> **Work required**:
Make an exact copy of all the data.

----

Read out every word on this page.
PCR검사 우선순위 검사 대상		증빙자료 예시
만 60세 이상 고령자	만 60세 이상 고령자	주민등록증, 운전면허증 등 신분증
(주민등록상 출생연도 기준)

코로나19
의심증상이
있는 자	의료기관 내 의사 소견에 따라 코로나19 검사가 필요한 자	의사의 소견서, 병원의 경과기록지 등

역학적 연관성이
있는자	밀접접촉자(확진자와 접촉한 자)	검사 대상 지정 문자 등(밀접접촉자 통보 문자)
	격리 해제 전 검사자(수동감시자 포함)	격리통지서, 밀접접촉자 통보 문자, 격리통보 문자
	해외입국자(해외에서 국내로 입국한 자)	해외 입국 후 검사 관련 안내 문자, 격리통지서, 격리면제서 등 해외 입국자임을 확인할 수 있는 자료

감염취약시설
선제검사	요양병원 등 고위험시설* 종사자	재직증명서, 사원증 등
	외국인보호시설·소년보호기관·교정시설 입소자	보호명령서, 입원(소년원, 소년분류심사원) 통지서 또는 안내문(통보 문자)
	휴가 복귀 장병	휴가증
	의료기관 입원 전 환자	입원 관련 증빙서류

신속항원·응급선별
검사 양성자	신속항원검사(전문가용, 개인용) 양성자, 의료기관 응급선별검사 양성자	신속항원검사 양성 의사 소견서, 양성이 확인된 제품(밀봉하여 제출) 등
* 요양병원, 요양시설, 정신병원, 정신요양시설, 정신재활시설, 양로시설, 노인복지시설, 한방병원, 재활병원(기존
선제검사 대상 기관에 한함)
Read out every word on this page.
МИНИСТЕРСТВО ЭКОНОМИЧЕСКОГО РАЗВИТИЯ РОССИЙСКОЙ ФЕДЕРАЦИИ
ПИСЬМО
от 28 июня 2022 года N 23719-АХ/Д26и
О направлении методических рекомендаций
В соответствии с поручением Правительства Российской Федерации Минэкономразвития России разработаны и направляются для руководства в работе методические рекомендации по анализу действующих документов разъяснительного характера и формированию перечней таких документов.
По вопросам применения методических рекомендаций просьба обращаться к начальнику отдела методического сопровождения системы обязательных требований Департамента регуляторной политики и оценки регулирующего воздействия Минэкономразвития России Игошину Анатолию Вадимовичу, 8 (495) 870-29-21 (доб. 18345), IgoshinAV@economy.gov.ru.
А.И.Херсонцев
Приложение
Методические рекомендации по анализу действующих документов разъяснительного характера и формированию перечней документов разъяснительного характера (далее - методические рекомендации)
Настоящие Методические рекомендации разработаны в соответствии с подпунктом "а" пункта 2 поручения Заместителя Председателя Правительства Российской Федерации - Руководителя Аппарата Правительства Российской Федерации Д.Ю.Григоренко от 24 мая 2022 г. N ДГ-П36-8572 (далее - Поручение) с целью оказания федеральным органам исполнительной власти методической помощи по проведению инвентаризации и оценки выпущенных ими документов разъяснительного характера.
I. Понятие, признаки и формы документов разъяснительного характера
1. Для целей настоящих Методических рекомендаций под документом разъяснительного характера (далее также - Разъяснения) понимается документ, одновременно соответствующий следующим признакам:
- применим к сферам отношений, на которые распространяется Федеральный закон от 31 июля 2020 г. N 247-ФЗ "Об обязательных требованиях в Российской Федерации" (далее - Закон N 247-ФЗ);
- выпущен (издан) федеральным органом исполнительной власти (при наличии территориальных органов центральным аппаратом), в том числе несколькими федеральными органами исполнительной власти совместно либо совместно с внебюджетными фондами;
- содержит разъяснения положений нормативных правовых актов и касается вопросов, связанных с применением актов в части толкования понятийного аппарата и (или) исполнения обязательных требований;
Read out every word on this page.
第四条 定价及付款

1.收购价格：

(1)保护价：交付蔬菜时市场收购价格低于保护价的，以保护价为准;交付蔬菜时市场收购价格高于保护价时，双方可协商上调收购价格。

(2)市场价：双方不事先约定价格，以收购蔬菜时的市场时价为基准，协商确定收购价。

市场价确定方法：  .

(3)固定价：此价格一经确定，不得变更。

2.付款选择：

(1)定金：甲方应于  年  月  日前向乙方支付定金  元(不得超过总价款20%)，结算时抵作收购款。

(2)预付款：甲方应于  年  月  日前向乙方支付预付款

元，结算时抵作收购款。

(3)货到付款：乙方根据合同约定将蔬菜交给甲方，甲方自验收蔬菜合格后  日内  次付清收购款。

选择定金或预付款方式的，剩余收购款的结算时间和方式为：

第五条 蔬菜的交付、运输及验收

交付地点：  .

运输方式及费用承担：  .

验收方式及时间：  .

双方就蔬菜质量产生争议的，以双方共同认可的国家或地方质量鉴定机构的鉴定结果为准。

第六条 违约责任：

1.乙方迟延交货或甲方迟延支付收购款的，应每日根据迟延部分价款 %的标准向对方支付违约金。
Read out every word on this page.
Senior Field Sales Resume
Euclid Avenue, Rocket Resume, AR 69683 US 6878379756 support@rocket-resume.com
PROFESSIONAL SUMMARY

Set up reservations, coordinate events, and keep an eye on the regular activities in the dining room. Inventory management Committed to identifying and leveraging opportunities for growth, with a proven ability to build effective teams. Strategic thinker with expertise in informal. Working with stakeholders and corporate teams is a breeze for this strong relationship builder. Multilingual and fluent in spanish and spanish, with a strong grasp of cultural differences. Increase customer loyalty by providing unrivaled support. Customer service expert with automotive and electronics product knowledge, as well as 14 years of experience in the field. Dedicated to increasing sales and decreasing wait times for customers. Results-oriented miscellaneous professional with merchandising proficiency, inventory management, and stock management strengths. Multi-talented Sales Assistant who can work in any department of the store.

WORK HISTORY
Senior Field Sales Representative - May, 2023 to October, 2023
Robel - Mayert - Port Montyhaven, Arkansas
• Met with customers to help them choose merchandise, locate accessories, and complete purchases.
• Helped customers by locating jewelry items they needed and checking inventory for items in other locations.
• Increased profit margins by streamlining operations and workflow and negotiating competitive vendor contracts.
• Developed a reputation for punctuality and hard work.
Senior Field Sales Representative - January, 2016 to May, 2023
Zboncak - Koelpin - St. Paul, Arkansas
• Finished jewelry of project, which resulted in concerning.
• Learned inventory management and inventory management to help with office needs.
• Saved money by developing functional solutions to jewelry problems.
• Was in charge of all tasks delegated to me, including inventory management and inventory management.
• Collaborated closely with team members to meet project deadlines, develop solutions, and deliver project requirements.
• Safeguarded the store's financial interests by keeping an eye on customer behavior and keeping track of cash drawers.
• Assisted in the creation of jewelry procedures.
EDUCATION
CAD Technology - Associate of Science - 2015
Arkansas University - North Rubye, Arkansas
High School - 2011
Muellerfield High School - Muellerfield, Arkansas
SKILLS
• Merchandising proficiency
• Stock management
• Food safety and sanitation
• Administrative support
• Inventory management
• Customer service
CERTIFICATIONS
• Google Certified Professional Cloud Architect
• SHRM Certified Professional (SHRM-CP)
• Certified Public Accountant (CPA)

----

> **Worked solution**:
Read out every word on this page.
PCR검사 우선순위 검사 대상		증빙자료 예시
만 60세 이상 고령자	만 60세 이상 고령자	주민등록증, 운전면허증 등 신분증
(주민등록상 출생연도 기준)

코로나19
의심증상이
있는 자	의료기관 내 의사 소견에 따라 코로나19 검사가 필요한 자	의사의 소견서, 병원의 경과기록지 등

역학적 연관성이
있는자	밀접접촉자(확진자와 접촉한 자)	검사 대상 지정 문자 등(밀접접촉자 통보 문자)
	격리 해제 전 검사자(수동감시자 포함)	격리통지서, 밀접접촉자 통보 문자, 격리통보 문자
	해외입국자(해외에서 국내로 입국한 자)	해외 입국 후 검사 관련 안내 문자, 격리통지서, 격리면제서 등 해외 입국자임을 확인할 수 있는 자료

감염취약시설
선제검사	요양병원 등 고위험시설* 종사자	재직증명서, 사원증 등
	외국인보호시설·소년보호기관·교정시설 입소자	보호명령서, 입원(소년원, 소년분류심사원) 통지서 또는 안내문(통보 문자)
	휴가 복귀 장병	휴가증
	의료기관 입원 전 환자	입원 관련 증빙서류

신속항원·응급선별
검사 양성자	신속항원검사(전문가용, 개인용) 양성자, 의료기관 응급선별검사 양성자	신속항원검사 양성 의사 소견서, 양성이 확인된 제품(밀봉하여 제출) 등
* 요양병원, 요양시설, 정신병원, 정신요양시설, 정신재활시설, 양로시설, 노인복지시설, 한방병원, 재활병원(기존
선제검사 대상 기관에 한함)
Read out every word on this page.
МИНИСТЕРСТВО ЭКОНОМИЧЕСКОГО РАЗВИТИЯ РОССИЙСКОЙ ФЕДЕРАЦИИ
ПИСЬМО
от 28 июня 2022 года N 23719-АХ/Д26и
О направлении методических рекомендаций
В соответствии с поручением Правительства Российской Федерации Минэкономразвития России разработаны и направляются для руководства в работе методические рекомендации по анализу действующих документов разъяснительного характера и формированию перечней таких документов.
По вопросам применения методических рекомендаций просьба обращаться к начальнику отдела методического сопровождения системы обязательных требований Департамента регуляторной политики и оценки регулирующего воздействия Минэкономразвития России Игошину Анатолию Вадимовичу, 8 (495) 870-29-21 (доб. 18345), IgoshinAV@economy.gov.ru.
А.И.Херсонцев
Приложение
Методические рекомендации по анализу действующих документов разъяснительного характера и формированию перечней документов разъяснительного характера (далее - методические рекомендации)
Настоящие Методические рекомендации разработаны в соответствии с подпунктом "а" пункта 2 поручения Заместителя Председателя Правительства Российской Федерации - Руководителя Аппарата Правительства Российской Федерации Д.Ю.Григоренко от 24 мая 2022 г. N ДГ-П36-8572 (далее - Поручение) с целью оказания федеральным органам исполнительной власти методической помощи по проведению инвентаризации и оценки выпущенных ими документов разъяснительного характера.
I. Понятие, признаки и формы документов разъяснительного характера
1. Для целей настоящих Методических рекомендаций под документом разъяснительного характера (далее также - Разъяснения) понимается документ, одновременно соответствующий следующим признакам:
- применим к сферам отношений, на которые распространяется Федеральный закон от 31 июля 2020 г. N 247-ФЗ "Об обязательных требованиях в Российской Федерации" (далее - Закон N 247-ФЗ);
- выпущен (издан) федеральным органом исполнительной власти (при наличии территориальных органов центральным аппаратом), в том числе несколькими федеральными органами исполнительной власти совместно либо совместно с внебюджетными фондами;
- содержит разъяснения положений нормативных правовых актов и касается вопросов, связанных с применением актов в части толкования понятийного аппарата и (или) исполнения обязательных требований;
Read out every word on this page.
第四条 定价及付款

1.收购价格：

(1)保护价：交付蔬菜时市场收购价格低于保护价的，以保护价为准;交付蔬菜时市场收购价格高于保护价时，双方可协商上调收购价格。

(2)市场价：双方不事先约定价格，以收购蔬菜时的市场时价为基准，协商确定收购价。

市场价确定方法：  .

(3)固定价：此价格一经确定，不得变更。

2.付款选择：

(1)定金：甲方应于  年  月  日前向乙方支付定金  元(不得超过总价款20%)，结算时抵作收购款。

(2)预付款：甲方应于  年  月  日前向乙方支付预付款

元，结算时抵作收购款。

(3)货到付款：乙方根据合同约定将蔬菜交给甲方，甲方自验收蔬菜合格后  日内  次付清收购款。

选择定金或预付款方式的，剩余收购款的结算时间和方式为：

第五条 蔬菜的交付、运输及验收

交付地点：  .

运输方式及费用承担：  .

验收方式及时间：  .

双方就蔬菜质量产生争议的，以双方共同认可的国家或地方质量鉴定机构的鉴定结果为准。

第六条 违约责任：

1.乙方迟延交货或甲方迟延支付收购款的，应每日根据迟延部分价款 %的标准向对方支付违约金。
Read out every word on this page.
Senior Field Sales Resume
Euclid Avenue, Rocket Resume, AR 69683 US 6878379756 support@rocket-resume.com
PROFESSIONAL SUMMARY

Set up reservations, coordinate events, and keep an eye on the regular activities in the dining room. Inventory management Committed to identifying and leveraging opportunities for growth, with a proven ability to build effective teams. Strategic thinker with expertise in informal. Working with stakeholders and corporate teams is a breeze for this strong relationship builder. Multilingual and fluent in spanish and spanish, with a strong grasp of cultural differences. Increase customer loyalty by providing unrivaled support. Customer service expert with automotive and electronics product knowledge, as well as 14 years of experience in the field. Dedicated to increasing sales and decreasing wait times for customers. Results-oriented miscellaneous professional with merchandising proficiency, inventory management, and stock management strengths. Multi-talented Sales Assistant who can work in any department of the store.

WORK HISTORY
Senior Field Sales Representative - May, 2023 to October, 2023
Robel - Mayert - Port Montyhaven, Arkansas
• Met with customers to help them choose merchandise, locate accessories, and complete purchases.
• Helped customers by locating jewelry items they needed and checking inventory for items in other locations.
• Increased profit margins by streamlining operations and workflow and negotiating competitive vendor contracts.
• Developed a reputation for punctuality and hard work.
Senior Field Sales Representative - January, 2016 to May, 2023
Zboncak - Koelpin - St. Paul, Arkansas
• Finished jewelry of project, which resulted in concerning.
• Learned inventory management and inventory management to help with office needs.
• Saved money by developing functional solutions to jewelry problems.
• Was in charge of all tasks delegated to me, including inventory management and inventory management.
• Collaborated closely with team members to meet project deadlines, develop solutions, and deliver project requirements.
• Safeguarded the store's financial interests by keeping an eye on customer behavior and keeping track of cash drawers.
• Assisted in the creation of jewelry procedures.
EDUCATION
CAD Technology - Associate of Science - 2015
Arkansas University - North Rubye, Arkansas
High School - 2011
Muellerfield High School - Muellerfield, Arkansas
SKILLS
• Merchandising proficiency
• Stock management
• Food safety and sanitation
• Administrative support
• Inventory management
• Customer service
CERTIFICATIONS
• Google Certified Professional Cloud Architect
• SHRM Certified Professional (SHRM-CP)
• Certified Public Accountant (CPA)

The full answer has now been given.